### Exercise task
Each line should be copied exactly.

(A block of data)
★ ★ ★ ★
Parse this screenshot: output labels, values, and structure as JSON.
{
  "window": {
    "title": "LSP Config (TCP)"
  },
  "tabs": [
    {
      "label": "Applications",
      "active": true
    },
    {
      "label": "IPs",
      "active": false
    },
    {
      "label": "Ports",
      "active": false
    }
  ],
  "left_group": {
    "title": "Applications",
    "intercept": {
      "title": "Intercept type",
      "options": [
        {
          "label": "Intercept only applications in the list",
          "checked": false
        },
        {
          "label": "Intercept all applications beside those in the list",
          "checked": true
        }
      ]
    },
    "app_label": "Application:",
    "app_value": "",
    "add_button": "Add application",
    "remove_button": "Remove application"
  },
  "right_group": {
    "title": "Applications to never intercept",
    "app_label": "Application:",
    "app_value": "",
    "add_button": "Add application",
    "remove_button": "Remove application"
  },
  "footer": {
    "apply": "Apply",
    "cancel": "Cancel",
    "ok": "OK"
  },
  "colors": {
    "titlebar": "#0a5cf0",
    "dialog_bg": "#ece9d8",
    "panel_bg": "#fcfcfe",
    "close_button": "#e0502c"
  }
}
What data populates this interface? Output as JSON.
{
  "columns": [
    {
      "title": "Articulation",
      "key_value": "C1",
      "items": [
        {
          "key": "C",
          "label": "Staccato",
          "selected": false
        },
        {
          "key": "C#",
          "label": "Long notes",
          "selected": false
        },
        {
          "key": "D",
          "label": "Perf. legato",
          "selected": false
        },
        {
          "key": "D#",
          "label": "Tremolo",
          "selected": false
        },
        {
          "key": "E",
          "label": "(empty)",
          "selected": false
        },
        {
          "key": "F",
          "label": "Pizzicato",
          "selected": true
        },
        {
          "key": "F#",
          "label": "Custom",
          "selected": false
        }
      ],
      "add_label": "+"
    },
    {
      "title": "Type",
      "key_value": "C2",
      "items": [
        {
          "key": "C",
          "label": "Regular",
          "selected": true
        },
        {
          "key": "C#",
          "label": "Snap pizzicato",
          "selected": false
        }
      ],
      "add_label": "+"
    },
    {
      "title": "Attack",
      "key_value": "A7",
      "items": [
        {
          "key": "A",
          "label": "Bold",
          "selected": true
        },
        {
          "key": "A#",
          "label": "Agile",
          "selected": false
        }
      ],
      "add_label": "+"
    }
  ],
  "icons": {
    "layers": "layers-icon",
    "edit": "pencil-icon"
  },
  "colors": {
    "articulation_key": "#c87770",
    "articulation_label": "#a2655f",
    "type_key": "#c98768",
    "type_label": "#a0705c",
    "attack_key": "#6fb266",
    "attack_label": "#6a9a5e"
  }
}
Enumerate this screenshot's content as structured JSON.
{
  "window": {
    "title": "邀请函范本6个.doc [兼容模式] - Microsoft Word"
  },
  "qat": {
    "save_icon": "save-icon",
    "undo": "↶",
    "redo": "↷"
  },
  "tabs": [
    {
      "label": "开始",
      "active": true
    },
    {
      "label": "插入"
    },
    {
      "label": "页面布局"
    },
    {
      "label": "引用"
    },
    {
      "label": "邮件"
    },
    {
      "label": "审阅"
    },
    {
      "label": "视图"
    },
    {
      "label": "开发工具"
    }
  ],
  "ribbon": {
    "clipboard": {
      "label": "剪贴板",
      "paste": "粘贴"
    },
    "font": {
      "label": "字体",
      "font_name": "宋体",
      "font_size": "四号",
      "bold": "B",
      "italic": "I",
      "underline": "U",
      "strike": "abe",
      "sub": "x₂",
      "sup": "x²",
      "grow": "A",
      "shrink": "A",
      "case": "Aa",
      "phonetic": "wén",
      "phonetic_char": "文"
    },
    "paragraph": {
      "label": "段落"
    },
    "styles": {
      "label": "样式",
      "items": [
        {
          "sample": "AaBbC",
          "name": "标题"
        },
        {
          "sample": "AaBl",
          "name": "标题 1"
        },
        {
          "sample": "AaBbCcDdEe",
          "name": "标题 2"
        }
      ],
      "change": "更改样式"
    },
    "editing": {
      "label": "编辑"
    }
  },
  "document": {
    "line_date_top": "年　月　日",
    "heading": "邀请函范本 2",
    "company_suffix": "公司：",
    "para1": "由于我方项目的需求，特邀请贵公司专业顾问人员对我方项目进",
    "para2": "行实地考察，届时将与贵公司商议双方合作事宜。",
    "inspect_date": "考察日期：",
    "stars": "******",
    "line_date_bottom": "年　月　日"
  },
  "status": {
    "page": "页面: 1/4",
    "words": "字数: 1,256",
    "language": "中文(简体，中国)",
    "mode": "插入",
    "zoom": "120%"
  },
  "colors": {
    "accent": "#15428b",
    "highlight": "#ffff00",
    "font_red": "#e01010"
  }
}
★ ★ ★ ★
### Answer to this exercise
Parse this screenshot: output labels, values, and structure as JSON.
{
  "window": {
    "title": "LSP Config (TCP)"
  },
  "tabs": [
    {
      "label": "Applications",
      "active": true
    },
    {
      "label": "IPs",
      "active": false
    },
    {
      "label": "Ports",
      "active": false
    }
  ],
  "left_group": {
    "title": "Applications",
    "intercept": {
      "title": "Intercept type",
      "options": [
        {
          "label": "Intercept only applications in the list",
          "checked": false
        },
        {
          "label": "Intercept all applications beside those in the list",
          "checked": true
        }
      ]
    },
    "app_label": "Application:",
    "app_value": "",
    "add_button": "Add application",
    "remove_button": "Remove application"
  },
  "right_group": {
    "title": "Applications to never intercept",
    "app_label": "Application:",
    "app_value": "",
    "add_button": "Add application",
    "remove_button": "Remove application"
  },
  "footer": {
    "apply": "Apply",
    "cancel": "Cancel",
    "ok": "OK"
  },
  "colors": {
    "titlebar": "#0a5cf0",
    "dialog_bg": "#ece9d8",
    "panel_bg": "#fcfcfe",
    "close_button": "#e0502c"
  }
}
What data populates this interface? Output as JSON.
{
  "columns": [
    {
      "title": "Articulation",
      "key_value": "C1",
      "items": [
        {
          "key": "C",
          "label": "Staccato",
          "selected": false
        },
        {
          "key": "C#",
          "label": "Long notes",
          "selected": false
        },
        {
          "key": "D",
          "label": "Perf. legato",
          "selected": false
        },
        {
          "key": "D#",
          "label": "Tremolo",
          "selected": false
        },
        {
          "key": "E",
          "label": "(empty)",
          "selected": false
        },
        {
          "key": "F",
          "label": "Pizzicato",
          "selected": true
        },
        {
          "key": "F#",
          "label": "Custom",
          "selected": false
        }
      ],
      "add_label": "+"
    },
    {
      "title": "Type",
      "key_value": "C2",
      "items": [
        {
          "key": "C",
          "label": "Regular",
          "selected": true
        },
        {
          "key": "C#",
          "label": "Snap pizzicato",
          "selected": false
        }
      ],
      "add_label": "+"
    },
    {
      "title": "Attack",
      "key_value": "A7",
      "items": [
        {
          "key": "A",
          "label": "Bold",
          "selected": true
        },
        {
          "key": "A#",
          "label": "Agile",
          "selected": false
        }
      ],
      "add_label": "+"
    }
  ],
  "icons": {
    "layers": "layers-icon",
    "edit": "pencil-icon"
  },
  "colors": {
    "articulation_key": "#c87770",
    "articulation_label": "#a2655f",
    "type_key": "#c98768",
    "type_label": "#a0705c",
    "attack_key": "#6fb266",
    "attack_label": "#6a9a5e"
  }
}
Enumerate this screenshot's content as structured JSON.
{
  "window": {
    "title": "邀请函范本6个.doc [兼容模式] - Microsoft Word"
  },
  "qat": {
    "save_icon": "save-icon",
    "undo": "↶",
    "redo": "↷"
  },
  "tabs": [
    {
      "label": "开始",
      "active": true
    },
    {
      "label": "插入"
    },
    {
      "label": "页面布局"
    },
    {
      "label": "引用"
    },
    {
      "label": "邮件"
    },
    {
      "label": "审阅"
    },
    {
      "label": "视图"
    },
    {
      "label": "开发工具"
    }
  ],
  "ribbon": {
    "clipboard": {
      "label": "剪贴板",
      "paste": "粘贴"
    },
    "font": {
      "label": "字体",
      "font_name": "宋体",
      "font_size": "四号",
      "bold": "B",
      "italic": "I",
      "underline": "U",
      "strike": "abe",
      "sub": "x₂",
      "sup": "x²",
      "grow": "A",
      "shrink": "A",
      "case": "Aa",
      "phonetic": "wén",
      "phonetic_char": "文"
    },
    "paragraph": {
      "label": "段落"
    },
    "styles": {
      "label": "样式",
      "items": [
        {
          "sample": "AaBbC",
          "name": "标题"
        },
        {
          "sample": "AaBl",
          "name": "标题 1"
        },
        {
          "sample": "AaBbCcDdEe",
          "name": "标题 2"
        }
      ],
      "change": "更改样式"
    },
    "editing": {
      "label": "编辑"
    }
  },
  "document": {
    "line_date_top": "年　月　日",
    "heading": "邀请函范本 2",
    "company_suffix": "公司：",
    "para1": "由于我方项目的需求，特邀请贵公司专业顾问人员对我方项目进",
    "para2": "行实地考察，届时将与贵公司商议双方合作事宜。",
    "inspect_date": "考察日期：",
    "stars": "******",
    "line_date_bottom": "年　月　日"
  },
  "status": {
    "page": "页面: 1/4",
    "words": "字数: 1,256",
    "language": "中文(简体，中国)",
    "mode": "插入",
    "zoom": "120%"
  },
  "colors": {
    "accent": "#15428b",
    "highlight": "#ffff00",
    "font_red": "#e01010"
  }
}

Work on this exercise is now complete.